Your task
Search the records for "placement". Copy every line where it appears.

Exercise input

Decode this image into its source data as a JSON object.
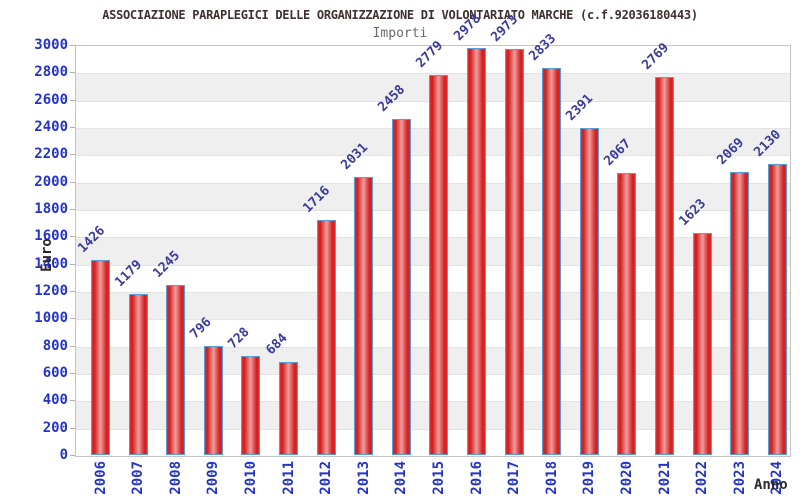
{
  "chart_data": {
    "type": "bar",
    "title": "ASSOCIAZIONE PARAPLEGICI DELLE ORGANIZZAZIONE DI VOLONTARIATO MARCHE (c.f.92036180443)",
    "subtitle": "Importi",
    "xlabel": "Anno",
    "ylabel": "Euro",
    "categories": [
      "2006",
      "2007",
      "2008",
      "2009",
      "2010",
      "2011",
      "2012",
      "2013",
      "2014",
      "2015",
      "2016",
      "2017",
      "2018",
      "2019",
      "2020",
      "2021",
      "2022",
      "2023",
      "2024"
    ],
    "values": [
      1426,
      1179,
      1245,
      796,
      728,
      684,
      1716,
      2031,
      2458,
      2779,
      2978,
      2973,
      2833,
      2391,
      2067,
      2769,
      1623,
      2069,
      2130
    ],
    "ylim": [
      0,
      3000
    ],
    "ytick_step": 200,
    "yticks": [
      0,
      200,
      400,
      600,
      800,
      1000,
      1200,
      1400,
      1600,
      1800,
      2000,
      2200,
      2400,
      2600,
      2800,
      3000
    ],
    "grid": "horizontal-bands-alternating",
    "legend": "none",
    "value_labels_rotation_deg": -45,
    "xtick_rotation_deg": -90,
    "colors": {
      "bar_edge_red": "#d01f1f",
      "bar_center_pink": "#f19c9c",
      "bar_border_blue": "#5b9bd5",
      "tick_label_blue": "#2433cc",
      "value_label_navy": "#3a3a99",
      "band_gray": "#efefef",
      "gridline_gray": "#e3e3e3",
      "plot_border_gray": "#c4c4c4",
      "title_color": "#403030",
      "axis_title_dark": "#2b2b2b",
      "subtitle_gray": "#6b6b6b",
      "background": "#ffffff"
    }
  }
}
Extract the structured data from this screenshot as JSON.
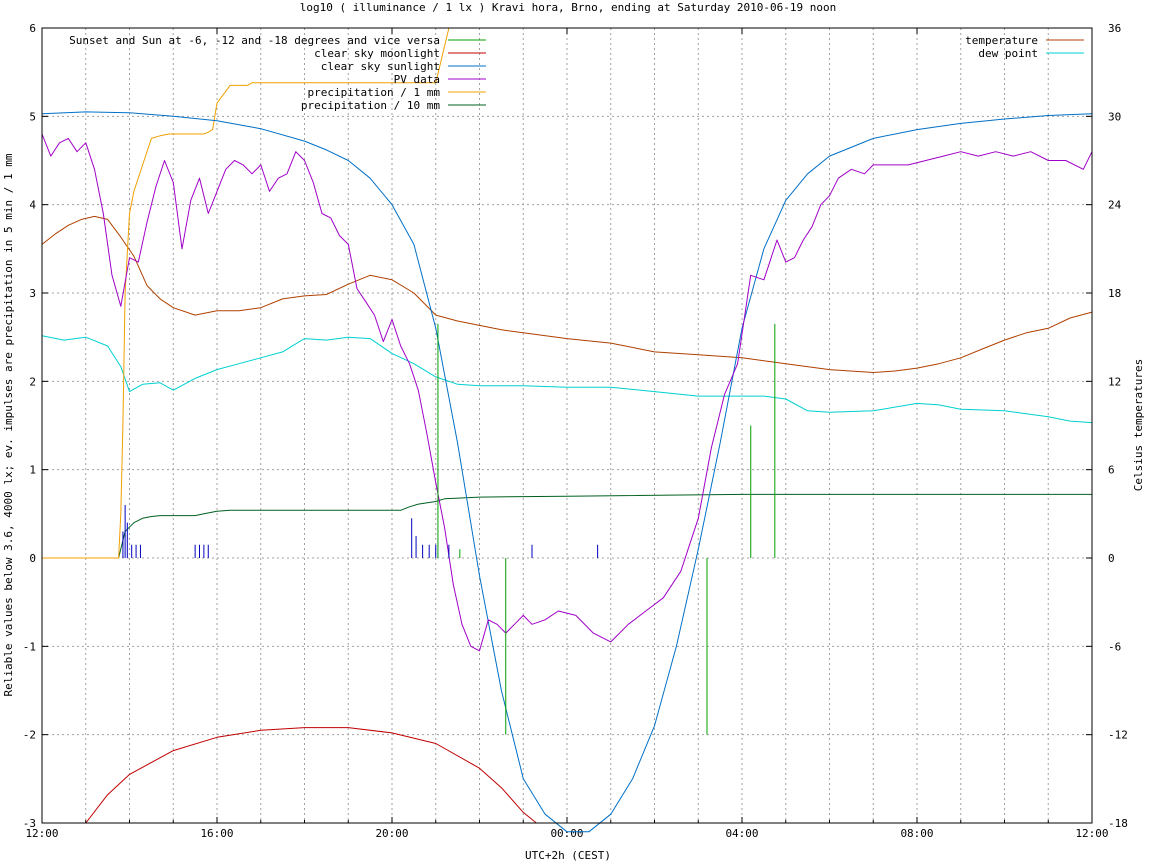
{
  "chart_data": {
    "type": "line",
    "title": "log10 ( illuminance / 1 lx ) Kravi hora, Brno, ending at Saturday 2010-06-19 noon",
    "xlabel": "UTC+2h (CEST)",
    "ylabel": "Reliable values below 3.6, 4000 lx; ev. impulses are precipitation in 5 min / 1 mm",
    "y2label": "Celsius temperatures",
    "x_unit": "hours from 12:00 (UTC+2h)",
    "xlim": [
      0,
      24
    ],
    "ylim": [
      -3,
      6
    ],
    "y2lim": [
      -18,
      36
    ],
    "grid": true,
    "x_ticks": [
      {
        "x": 0,
        "label": "12:00"
      },
      {
        "x": 4,
        "label": "16:00"
      },
      {
        "x": 8,
        "label": "20:00"
      },
      {
        "x": 12,
        "label": "00:00"
      },
      {
        "x": 16,
        "label": "04:00"
      },
      {
        "x": 20,
        "label": "08:00"
      },
      {
        "x": 24,
        "label": "12:00"
      }
    ],
    "y_ticks": [
      -3,
      -2,
      -1,
      0,
      1,
      2,
      3,
      4,
      5,
      6
    ],
    "y2_ticks": [
      -18,
      -12,
      -6,
      0,
      6,
      12,
      18,
      24,
      30,
      36
    ],
    "legend_left": {
      "placement": "top-left",
      "entries": [
        {
          "name": "Sunset and Sun at -6, -12 and -18 degrees and vice versa",
          "color": "#00a000"
        },
        {
          "name": "clear sky moonlight",
          "color": "#c00000"
        },
        {
          "name": "clear sky sunlight",
          "color": "#0070c8"
        },
        {
          "name": "PV data",
          "color": "#a000c8"
        },
        {
          "name": "precipitation / 1 mm",
          "color": "#f0a000"
        },
        {
          "name": "precipitation / 10 mm",
          "color": "#006020"
        }
      ]
    },
    "legend_right": {
      "placement": "top-right",
      "entries": [
        {
          "name": "temperature",
          "color": "#b04000"
        },
        {
          "name": "dew point",
          "color": "#00d0d0"
        }
      ]
    },
    "series": [
      {
        "name": "clear sky sunlight",
        "color": "#0070c8",
        "axis": "y1",
        "x": [
          0,
          1,
          2,
          3,
          4,
          5,
          6,
          6.5,
          7,
          7.5,
          8,
          8.5,
          9,
          9.5,
          10,
          10.5,
          11,
          11.5,
          12,
          12.5,
          13,
          13.5,
          14,
          14.5,
          15,
          15.5,
          16,
          16.5,
          17,
          17.5,
          18,
          19,
          20,
          21,
          22,
          23,
          24
        ],
        "y": [
          5.03,
          5.05,
          5.04,
          5.0,
          4.95,
          4.86,
          4.72,
          4.62,
          4.5,
          4.3,
          4.0,
          3.55,
          2.6,
          1.3,
          -0.2,
          -1.5,
          -2.5,
          -2.9,
          -3.1,
          -3.1,
          -2.9,
          -2.5,
          -1.9,
          -1.0,
          0.1,
          1.3,
          2.6,
          3.5,
          4.05,
          4.35,
          4.55,
          4.75,
          4.85,
          4.92,
          4.97,
          5.01,
          5.03
        ]
      },
      {
        "name": "clear sky moonlight",
        "color": "#c00000",
        "axis": "y1",
        "x": [
          1.0,
          1.5,
          2,
          3,
          4,
          5,
          6,
          7,
          8,
          9,
          10,
          10.5,
          11,
          11.3
        ],
        "y": [
          -3.0,
          -2.68,
          -2.45,
          -2.18,
          -2.03,
          -1.95,
          -1.92,
          -1.92,
          -1.98,
          -2.1,
          -2.38,
          -2.6,
          -2.88,
          -3.0
        ]
      },
      {
        "name": "PV data",
        "color": "#a000c8",
        "axis": "y1",
        "x": [
          0,
          0.2,
          0.4,
          0.6,
          0.8,
          1.0,
          1.2,
          1.4,
          1.6,
          1.8,
          2.0,
          2.2,
          2.4,
          2.6,
          2.8,
          3.0,
          3.2,
          3.4,
          3.6,
          3.8,
          4.0,
          4.2,
          4.4,
          4.6,
          4.8,
          5.0,
          5.2,
          5.4,
          5.6,
          5.8,
          6.0,
          6.2,
          6.4,
          6.6,
          6.8,
          7.0,
          7.2,
          7.4,
          7.6,
          7.8,
          8.0,
          8.2,
          8.4,
          8.6,
          8.8,
          9.0,
          9.2,
          9.4,
          9.6,
          9.8,
          10.0,
          10.2,
          10.4,
          10.6,
          10.8,
          11.0,
          11.2,
          11.5,
          11.8,
          12.2,
          12.6,
          13.0,
          13.4,
          13.8,
          14.2,
          14.6,
          15.0,
          15.3,
          15.6,
          15.9,
          16.2,
          16.5,
          16.8,
          17.0,
          17.2,
          17.4,
          17.6,
          17.8,
          18.0,
          18.2,
          18.5,
          18.8,
          19.0,
          19.4,
          19.8,
          20.2,
          20.6,
          21.0,
          21.4,
          21.8,
          22.2,
          22.6,
          23.0,
          23.4,
          23.8,
          24.0
        ],
        "y": [
          4.8,
          4.55,
          4.7,
          4.75,
          4.6,
          4.7,
          4.4,
          3.9,
          3.2,
          2.85,
          3.4,
          3.35,
          3.8,
          4.2,
          4.5,
          4.25,
          3.5,
          4.05,
          4.3,
          3.9,
          4.15,
          4.4,
          4.5,
          4.45,
          4.35,
          4.45,
          4.15,
          4.3,
          4.35,
          4.6,
          4.5,
          4.25,
          3.9,
          3.85,
          3.65,
          3.55,
          3.05,
          2.9,
          2.75,
          2.45,
          2.7,
          2.4,
          2.2,
          1.9,
          1.4,
          0.85,
          0.35,
          -0.3,
          -0.75,
          -1.0,
          -1.05,
          -0.7,
          -0.75,
          -0.85,
          -0.75,
          -0.65,
          -0.75,
          -0.7,
          -0.6,
          -0.65,
          -0.85,
          -0.95,
          -0.75,
          -0.6,
          -0.45,
          -0.15,
          0.45,
          1.25,
          1.85,
          2.2,
          3.2,
          3.15,
          3.6,
          3.35,
          3.4,
          3.6,
          3.75,
          4.0,
          4.1,
          4.3,
          4.4,
          4.35,
          4.45,
          4.45,
          4.45,
          4.5,
          4.55,
          4.6,
          4.55,
          4.6,
          4.55,
          4.6,
          4.5,
          4.5,
          4.4,
          4.6
        ]
      },
      {
        "name": "precipitation / 1 mm",
        "color": "#f0a000",
        "axis": "y1",
        "x": [
          0,
          1.75,
          1.8,
          1.85,
          1.9,
          2.0,
          2.1,
          2.3,
          2.5,
          2.7,
          2.9,
          3.0,
          3.2,
          3.5,
          3.7,
          3.8,
          3.9,
          4.0,
          4.3,
          4.7,
          4.8,
          9.0,
          9.3
        ],
        "y": [
          0,
          0,
          0.5,
          1.5,
          3.0,
          3.9,
          4.15,
          4.45,
          4.75,
          4.78,
          4.8,
          4.8,
          4.8,
          4.8,
          4.8,
          4.82,
          4.85,
          5.15,
          5.35,
          5.35,
          5.38,
          5.38,
          6.0
        ]
      },
      {
        "name": "precipitation / 10 mm",
        "color": "#006020",
        "axis": "y1",
        "x": [
          0,
          1.75,
          1.9,
          2.1,
          2.3,
          2.5,
          2.7,
          3.5,
          3.7,
          4.0,
          4.3,
          7.0,
          8.2,
          8.4,
          8.6,
          9.0,
          9.2,
          10.0,
          12.0,
          16.0,
          20.0,
          24.0
        ],
        "y": [
          0,
          0,
          0.3,
          0.4,
          0.45,
          0.47,
          0.48,
          0.48,
          0.5,
          0.53,
          0.54,
          0.54,
          0.54,
          0.58,
          0.61,
          0.64,
          0.67,
          0.69,
          0.7,
          0.72,
          0.72,
          0.72
        ]
      },
      {
        "name": "temperature",
        "color": "#b04000",
        "axis": "y2",
        "x": [
          0,
          0.3,
          0.6,
          0.9,
          1.2,
          1.5,
          1.8,
          2.1,
          2.4,
          2.7,
          3.0,
          3.5,
          4.0,
          4.5,
          5.0,
          5.5,
          6.0,
          6.5,
          7.0,
          7.5,
          8.0,
          8.5,
          9.0,
          9.5,
          10.0,
          10.5,
          11.0,
          12.0,
          13.0,
          14.0,
          15.0,
          16.0,
          17.0,
          18.0,
          19.0,
          19.5,
          20.0,
          20.5,
          21.0,
          21.5,
          22.0,
          22.5,
          23.0,
          23.5,
          24.0
        ],
        "y": [
          21.3,
          22.0,
          22.6,
          23.0,
          23.2,
          23.0,
          21.8,
          20.5,
          18.5,
          17.6,
          17.0,
          16.5,
          16.8,
          16.8,
          17.0,
          17.6,
          17.8,
          17.9,
          18.6,
          19.2,
          18.9,
          18.0,
          16.5,
          16.1,
          15.8,
          15.5,
          15.3,
          14.9,
          14.6,
          14.0,
          13.8,
          13.6,
          13.2,
          12.8,
          12.6,
          12.7,
          12.9,
          13.2,
          13.6,
          14.2,
          14.8,
          15.3,
          15.6,
          16.3,
          16.7
        ]
      },
      {
        "name": "dew point",
        "color": "#00d0d0",
        "axis": "y2",
        "x": [
          0,
          0.5,
          1.0,
          1.5,
          1.8,
          2.0,
          2.3,
          2.7,
          3.0,
          3.5,
          4.0,
          4.5,
          5.0,
          5.5,
          6.0,
          6.5,
          7.0,
          7.5,
          8.0,
          8.5,
          9.0,
          9.5,
          10.0,
          11.0,
          12.0,
          13.0,
          14.0,
          15.0,
          16.0,
          16.5,
          17.0,
          17.5,
          18.0,
          19.0,
          20.0,
          20.5,
          21.0,
          22.0,
          23.0,
          23.5,
          24.0
        ],
        "y": [
          15.1,
          14.8,
          15.0,
          14.4,
          13.0,
          11.3,
          11.8,
          11.9,
          11.4,
          12.2,
          12.8,
          13.2,
          13.6,
          14.0,
          14.9,
          14.8,
          15.0,
          14.9,
          13.9,
          13.2,
          12.3,
          11.8,
          11.7,
          11.7,
          11.6,
          11.6,
          11.3,
          11.0,
          11.0,
          11.0,
          10.8,
          10.0,
          9.9,
          10.0,
          10.5,
          10.4,
          10.1,
          10.0,
          9.6,
          9.3,
          9.2
        ]
      }
    ],
    "sun_markers": {
      "color": "#00a000",
      "up": [
        {
          "x": 9.05,
          "y": 2.65
        },
        {
          "x": 9.55,
          "y": 0.1
        },
        {
          "x": 16.2,
          "y": 1.5
        },
        {
          "x": 16.75,
          "y": 2.65
        }
      ],
      "down": [
        {
          "x": 10.6,
          "y": -2.0
        },
        {
          "x": 15.2,
          "y": -2.0
        }
      ]
    },
    "rain_impulses": {
      "color": "#0000c0",
      "x": [
        1.85,
        1.9,
        1.95,
        2.05,
        2.15,
        2.25,
        3.5,
        3.6,
        3.7,
        3.8,
        8.45,
        8.55,
        8.7,
        8.85,
        9.0,
        9.3,
        11.2,
        12.7
      ],
      "y": [
        0.3,
        0.6,
        0.4,
        0.15,
        0.15,
        0.15,
        0.15,
        0.15,
        0.15,
        0.15,
        0.45,
        0.25,
        0.15,
        0.15,
        0.15,
        0.15,
        0.15,
        0.15
      ]
    }
  }
}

Task answer
      "placement": "top-left",
      "placement": "top-right",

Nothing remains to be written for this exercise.